[Stored entries]
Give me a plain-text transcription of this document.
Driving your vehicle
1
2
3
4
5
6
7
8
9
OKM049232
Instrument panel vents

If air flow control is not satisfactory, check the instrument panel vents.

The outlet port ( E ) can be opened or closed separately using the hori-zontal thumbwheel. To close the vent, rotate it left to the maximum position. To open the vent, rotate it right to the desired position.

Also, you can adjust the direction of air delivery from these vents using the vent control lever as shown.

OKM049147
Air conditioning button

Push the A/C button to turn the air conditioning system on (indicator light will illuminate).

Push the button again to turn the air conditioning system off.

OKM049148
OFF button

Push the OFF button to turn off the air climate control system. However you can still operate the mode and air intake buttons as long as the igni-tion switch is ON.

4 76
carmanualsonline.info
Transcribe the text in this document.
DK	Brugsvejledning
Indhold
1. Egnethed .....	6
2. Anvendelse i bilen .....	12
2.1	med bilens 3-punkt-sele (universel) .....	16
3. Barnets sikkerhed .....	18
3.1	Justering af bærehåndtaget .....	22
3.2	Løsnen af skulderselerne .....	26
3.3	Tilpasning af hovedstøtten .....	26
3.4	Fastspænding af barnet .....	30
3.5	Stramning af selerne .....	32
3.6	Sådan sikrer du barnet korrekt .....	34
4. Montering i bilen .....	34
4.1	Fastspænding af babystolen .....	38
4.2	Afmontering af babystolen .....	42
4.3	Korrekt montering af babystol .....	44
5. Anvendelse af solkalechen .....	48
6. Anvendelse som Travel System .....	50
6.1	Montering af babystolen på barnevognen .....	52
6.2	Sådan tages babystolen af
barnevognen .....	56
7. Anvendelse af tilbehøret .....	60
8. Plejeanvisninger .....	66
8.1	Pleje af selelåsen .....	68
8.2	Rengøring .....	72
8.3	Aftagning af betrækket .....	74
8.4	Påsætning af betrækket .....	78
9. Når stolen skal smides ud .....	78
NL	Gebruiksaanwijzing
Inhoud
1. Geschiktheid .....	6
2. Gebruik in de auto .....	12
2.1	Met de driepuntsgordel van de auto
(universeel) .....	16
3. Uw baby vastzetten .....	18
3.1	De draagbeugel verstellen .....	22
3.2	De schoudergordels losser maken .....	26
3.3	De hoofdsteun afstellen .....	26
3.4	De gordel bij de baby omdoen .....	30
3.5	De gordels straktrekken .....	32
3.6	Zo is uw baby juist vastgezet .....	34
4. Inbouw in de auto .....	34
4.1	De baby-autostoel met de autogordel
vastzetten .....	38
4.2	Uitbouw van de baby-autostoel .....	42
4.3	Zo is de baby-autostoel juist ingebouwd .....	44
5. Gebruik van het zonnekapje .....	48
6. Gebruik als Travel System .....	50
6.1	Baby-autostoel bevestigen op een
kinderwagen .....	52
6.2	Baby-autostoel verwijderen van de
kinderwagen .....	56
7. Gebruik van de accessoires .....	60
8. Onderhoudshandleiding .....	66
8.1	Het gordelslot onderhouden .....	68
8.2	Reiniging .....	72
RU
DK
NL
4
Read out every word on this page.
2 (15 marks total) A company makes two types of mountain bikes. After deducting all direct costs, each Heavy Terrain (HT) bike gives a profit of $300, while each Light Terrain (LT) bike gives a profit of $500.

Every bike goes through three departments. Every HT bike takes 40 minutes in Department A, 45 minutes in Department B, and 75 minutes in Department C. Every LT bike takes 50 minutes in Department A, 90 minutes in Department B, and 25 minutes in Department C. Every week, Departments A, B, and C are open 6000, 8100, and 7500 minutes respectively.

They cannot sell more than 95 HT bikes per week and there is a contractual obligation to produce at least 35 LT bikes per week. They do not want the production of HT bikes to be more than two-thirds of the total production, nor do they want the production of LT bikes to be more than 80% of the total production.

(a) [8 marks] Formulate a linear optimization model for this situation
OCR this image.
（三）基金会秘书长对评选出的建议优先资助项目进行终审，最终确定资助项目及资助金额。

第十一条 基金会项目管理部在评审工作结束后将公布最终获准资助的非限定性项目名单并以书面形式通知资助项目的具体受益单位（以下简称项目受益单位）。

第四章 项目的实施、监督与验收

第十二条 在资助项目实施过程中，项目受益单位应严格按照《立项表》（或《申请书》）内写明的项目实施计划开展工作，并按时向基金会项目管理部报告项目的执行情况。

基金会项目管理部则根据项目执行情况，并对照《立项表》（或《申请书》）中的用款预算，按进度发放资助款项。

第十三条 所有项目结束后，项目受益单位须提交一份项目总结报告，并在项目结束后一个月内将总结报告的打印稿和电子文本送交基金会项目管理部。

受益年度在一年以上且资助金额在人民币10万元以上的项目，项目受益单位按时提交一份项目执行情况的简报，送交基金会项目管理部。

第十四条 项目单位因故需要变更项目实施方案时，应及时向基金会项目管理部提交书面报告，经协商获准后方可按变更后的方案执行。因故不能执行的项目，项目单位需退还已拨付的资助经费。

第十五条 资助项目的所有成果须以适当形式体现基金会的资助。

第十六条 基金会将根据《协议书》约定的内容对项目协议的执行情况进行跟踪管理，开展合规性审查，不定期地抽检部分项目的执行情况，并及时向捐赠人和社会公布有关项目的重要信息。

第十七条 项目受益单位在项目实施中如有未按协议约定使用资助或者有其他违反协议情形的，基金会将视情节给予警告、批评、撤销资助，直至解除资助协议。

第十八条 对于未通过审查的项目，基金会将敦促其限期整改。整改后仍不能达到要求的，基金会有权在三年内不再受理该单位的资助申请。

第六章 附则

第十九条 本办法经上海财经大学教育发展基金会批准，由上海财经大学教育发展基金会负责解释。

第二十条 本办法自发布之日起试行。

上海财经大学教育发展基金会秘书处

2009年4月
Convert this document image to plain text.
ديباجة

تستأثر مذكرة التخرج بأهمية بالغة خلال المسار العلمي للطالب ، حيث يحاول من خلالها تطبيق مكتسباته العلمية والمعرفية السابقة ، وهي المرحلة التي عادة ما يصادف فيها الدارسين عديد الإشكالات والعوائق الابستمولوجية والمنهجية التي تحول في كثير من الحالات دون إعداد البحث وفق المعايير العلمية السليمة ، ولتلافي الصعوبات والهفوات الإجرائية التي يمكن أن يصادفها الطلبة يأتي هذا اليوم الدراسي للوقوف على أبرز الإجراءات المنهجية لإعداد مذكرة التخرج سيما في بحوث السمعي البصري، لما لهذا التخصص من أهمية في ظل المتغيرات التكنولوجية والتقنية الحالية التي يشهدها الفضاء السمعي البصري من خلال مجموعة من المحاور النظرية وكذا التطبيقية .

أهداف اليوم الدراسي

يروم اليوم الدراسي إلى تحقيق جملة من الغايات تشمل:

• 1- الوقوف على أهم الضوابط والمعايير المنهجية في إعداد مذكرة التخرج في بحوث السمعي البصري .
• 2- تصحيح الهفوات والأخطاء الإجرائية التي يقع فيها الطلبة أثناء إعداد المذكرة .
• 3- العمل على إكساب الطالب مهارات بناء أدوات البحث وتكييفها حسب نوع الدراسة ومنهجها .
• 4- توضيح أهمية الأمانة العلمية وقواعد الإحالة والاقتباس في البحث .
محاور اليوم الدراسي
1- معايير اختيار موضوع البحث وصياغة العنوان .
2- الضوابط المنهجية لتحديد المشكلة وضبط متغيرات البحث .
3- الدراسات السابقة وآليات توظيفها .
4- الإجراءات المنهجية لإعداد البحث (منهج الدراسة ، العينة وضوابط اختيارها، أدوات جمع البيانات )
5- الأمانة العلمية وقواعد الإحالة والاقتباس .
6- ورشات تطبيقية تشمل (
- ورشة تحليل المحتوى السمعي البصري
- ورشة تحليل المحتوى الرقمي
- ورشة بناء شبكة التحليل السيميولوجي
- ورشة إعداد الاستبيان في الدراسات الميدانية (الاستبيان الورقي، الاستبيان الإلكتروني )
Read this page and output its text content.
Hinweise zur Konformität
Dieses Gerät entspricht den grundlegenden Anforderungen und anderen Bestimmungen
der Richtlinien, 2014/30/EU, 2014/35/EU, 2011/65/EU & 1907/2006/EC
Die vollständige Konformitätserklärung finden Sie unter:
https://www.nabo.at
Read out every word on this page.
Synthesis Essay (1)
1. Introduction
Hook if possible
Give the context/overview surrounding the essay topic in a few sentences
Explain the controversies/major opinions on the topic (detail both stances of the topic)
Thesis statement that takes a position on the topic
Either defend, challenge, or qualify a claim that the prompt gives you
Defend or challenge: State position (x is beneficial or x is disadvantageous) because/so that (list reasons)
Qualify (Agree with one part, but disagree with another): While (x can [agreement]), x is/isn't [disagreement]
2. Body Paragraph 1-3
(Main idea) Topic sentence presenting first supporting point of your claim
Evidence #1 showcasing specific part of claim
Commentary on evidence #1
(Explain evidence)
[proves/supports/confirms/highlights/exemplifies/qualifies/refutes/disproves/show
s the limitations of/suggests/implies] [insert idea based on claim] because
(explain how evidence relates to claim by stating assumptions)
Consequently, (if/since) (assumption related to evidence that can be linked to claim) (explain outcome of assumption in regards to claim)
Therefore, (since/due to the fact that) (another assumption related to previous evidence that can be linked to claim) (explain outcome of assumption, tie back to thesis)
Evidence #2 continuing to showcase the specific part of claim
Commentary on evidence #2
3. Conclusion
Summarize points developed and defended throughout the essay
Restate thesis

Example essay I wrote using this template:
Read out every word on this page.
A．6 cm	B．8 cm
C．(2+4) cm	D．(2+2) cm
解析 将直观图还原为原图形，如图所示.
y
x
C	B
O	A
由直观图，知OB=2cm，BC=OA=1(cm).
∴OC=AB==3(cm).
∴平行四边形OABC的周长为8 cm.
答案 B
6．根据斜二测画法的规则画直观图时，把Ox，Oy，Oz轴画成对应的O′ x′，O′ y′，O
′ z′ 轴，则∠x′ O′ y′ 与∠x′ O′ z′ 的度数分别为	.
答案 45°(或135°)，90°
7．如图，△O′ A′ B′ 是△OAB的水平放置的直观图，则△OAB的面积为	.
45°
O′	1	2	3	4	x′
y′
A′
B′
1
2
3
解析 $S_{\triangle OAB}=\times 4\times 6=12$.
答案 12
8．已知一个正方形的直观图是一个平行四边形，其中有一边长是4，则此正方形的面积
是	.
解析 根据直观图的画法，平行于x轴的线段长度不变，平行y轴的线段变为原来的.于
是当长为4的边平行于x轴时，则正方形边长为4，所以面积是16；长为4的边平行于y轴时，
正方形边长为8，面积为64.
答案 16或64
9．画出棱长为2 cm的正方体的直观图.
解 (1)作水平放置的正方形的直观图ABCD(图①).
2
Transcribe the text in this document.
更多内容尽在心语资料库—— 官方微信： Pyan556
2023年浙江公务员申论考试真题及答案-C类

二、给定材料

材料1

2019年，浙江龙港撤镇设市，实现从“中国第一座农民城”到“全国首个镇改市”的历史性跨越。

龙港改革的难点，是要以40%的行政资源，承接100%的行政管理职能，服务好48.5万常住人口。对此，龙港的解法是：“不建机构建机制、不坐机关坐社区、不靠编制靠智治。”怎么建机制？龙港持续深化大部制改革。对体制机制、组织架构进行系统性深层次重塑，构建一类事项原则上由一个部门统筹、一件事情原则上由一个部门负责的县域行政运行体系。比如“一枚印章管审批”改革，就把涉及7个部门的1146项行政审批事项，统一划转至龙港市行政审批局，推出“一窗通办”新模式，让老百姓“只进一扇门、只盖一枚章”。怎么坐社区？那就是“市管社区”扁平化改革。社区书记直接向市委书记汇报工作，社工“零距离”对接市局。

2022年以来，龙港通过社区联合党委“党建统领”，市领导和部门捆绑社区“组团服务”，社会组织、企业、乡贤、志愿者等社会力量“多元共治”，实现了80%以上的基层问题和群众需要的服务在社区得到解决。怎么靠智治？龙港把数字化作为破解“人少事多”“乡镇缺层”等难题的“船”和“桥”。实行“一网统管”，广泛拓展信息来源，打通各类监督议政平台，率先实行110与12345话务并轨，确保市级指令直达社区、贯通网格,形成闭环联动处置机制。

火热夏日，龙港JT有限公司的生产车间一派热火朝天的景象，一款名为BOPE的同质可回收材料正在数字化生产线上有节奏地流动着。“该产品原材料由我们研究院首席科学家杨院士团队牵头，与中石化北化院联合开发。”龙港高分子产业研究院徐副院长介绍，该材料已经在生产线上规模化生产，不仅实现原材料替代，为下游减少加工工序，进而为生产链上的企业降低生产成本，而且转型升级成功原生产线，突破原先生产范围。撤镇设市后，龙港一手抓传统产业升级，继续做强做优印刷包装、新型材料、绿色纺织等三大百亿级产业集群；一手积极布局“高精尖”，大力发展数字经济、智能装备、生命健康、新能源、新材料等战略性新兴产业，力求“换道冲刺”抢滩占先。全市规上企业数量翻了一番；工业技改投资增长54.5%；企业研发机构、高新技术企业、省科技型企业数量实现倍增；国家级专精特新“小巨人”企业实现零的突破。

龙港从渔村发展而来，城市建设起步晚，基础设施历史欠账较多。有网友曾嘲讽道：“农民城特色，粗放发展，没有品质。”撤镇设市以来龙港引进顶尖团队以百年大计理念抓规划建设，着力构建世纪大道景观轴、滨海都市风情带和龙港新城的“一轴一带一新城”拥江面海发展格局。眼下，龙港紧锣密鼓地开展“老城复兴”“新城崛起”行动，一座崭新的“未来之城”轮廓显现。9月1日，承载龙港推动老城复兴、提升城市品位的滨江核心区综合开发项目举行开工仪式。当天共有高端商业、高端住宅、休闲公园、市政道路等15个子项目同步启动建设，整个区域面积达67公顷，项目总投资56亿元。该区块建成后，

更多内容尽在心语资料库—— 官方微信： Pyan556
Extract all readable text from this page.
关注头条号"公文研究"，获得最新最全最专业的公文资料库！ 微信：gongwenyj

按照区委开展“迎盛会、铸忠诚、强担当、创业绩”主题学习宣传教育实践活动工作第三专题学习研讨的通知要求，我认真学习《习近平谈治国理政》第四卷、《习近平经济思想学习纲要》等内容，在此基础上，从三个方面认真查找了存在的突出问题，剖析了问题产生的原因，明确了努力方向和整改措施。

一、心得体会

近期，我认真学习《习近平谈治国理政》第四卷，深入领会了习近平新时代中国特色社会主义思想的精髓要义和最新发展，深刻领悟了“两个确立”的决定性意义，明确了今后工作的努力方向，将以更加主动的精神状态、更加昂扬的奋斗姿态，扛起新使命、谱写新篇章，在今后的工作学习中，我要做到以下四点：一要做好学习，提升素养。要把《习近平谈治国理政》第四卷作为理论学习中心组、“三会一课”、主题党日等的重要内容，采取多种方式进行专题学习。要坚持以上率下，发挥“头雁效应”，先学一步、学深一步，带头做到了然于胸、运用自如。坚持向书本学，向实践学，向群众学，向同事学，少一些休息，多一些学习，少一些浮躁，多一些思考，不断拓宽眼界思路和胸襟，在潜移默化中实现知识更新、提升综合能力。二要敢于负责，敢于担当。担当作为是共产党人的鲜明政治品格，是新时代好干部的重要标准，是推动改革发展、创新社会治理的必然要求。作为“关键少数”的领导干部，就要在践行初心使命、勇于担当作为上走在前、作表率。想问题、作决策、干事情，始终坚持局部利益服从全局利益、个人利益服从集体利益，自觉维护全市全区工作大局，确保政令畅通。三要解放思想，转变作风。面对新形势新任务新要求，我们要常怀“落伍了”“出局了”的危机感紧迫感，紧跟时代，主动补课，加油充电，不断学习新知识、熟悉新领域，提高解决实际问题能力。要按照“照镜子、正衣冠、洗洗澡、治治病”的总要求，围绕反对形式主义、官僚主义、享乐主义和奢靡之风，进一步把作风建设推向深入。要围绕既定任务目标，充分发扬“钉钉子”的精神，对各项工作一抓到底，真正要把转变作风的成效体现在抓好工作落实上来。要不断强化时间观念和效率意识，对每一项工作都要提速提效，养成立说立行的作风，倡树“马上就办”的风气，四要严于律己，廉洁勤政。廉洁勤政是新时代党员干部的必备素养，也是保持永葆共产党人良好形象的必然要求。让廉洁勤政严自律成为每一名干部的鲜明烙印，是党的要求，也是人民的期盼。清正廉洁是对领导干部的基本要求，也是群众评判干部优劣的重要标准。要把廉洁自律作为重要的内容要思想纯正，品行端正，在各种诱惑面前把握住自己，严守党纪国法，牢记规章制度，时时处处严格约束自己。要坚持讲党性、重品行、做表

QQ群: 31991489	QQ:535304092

» **Required task**: Write down only how many lines in the listing contain the word "conditioning".

» **Problem solution**: 3